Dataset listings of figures
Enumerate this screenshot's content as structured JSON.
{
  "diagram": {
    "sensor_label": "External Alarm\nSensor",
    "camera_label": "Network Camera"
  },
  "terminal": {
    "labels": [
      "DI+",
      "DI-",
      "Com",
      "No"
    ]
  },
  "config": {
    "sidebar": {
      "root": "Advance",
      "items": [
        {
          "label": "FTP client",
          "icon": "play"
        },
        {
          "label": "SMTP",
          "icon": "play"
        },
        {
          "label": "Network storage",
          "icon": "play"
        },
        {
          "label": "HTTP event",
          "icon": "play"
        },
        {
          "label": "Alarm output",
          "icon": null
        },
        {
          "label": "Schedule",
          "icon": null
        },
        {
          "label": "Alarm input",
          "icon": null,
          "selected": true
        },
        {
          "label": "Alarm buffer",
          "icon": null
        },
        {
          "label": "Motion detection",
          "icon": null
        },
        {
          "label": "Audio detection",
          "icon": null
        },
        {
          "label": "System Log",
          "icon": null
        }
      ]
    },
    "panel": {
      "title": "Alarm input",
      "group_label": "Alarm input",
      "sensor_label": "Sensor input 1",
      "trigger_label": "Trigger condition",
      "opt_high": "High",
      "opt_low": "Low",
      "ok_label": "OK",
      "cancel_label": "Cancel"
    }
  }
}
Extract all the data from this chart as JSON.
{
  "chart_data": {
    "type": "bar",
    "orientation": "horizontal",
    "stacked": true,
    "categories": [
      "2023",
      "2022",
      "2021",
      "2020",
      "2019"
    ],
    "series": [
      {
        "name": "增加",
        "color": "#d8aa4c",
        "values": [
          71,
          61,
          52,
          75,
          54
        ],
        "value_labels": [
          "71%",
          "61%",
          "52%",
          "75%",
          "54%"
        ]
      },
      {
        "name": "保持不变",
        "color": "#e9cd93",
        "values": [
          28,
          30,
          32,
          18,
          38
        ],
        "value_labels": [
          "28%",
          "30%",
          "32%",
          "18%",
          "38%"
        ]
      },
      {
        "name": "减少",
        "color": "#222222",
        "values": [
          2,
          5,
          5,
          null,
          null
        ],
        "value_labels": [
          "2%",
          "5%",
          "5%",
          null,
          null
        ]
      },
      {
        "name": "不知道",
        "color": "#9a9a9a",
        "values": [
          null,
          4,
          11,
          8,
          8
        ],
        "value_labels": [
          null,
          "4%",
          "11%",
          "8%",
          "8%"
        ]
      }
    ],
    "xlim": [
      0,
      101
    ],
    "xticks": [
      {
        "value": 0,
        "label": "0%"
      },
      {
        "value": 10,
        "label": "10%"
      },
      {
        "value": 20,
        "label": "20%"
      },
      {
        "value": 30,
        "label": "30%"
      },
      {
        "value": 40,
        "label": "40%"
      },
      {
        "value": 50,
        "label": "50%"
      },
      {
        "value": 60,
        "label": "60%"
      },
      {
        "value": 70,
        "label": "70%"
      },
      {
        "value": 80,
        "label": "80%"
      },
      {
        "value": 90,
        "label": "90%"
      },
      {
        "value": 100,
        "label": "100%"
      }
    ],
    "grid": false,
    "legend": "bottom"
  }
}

Brief:
Each line that contains the string "color" counts once; report how many such lines the entries have, giving only the number.

Full output:
4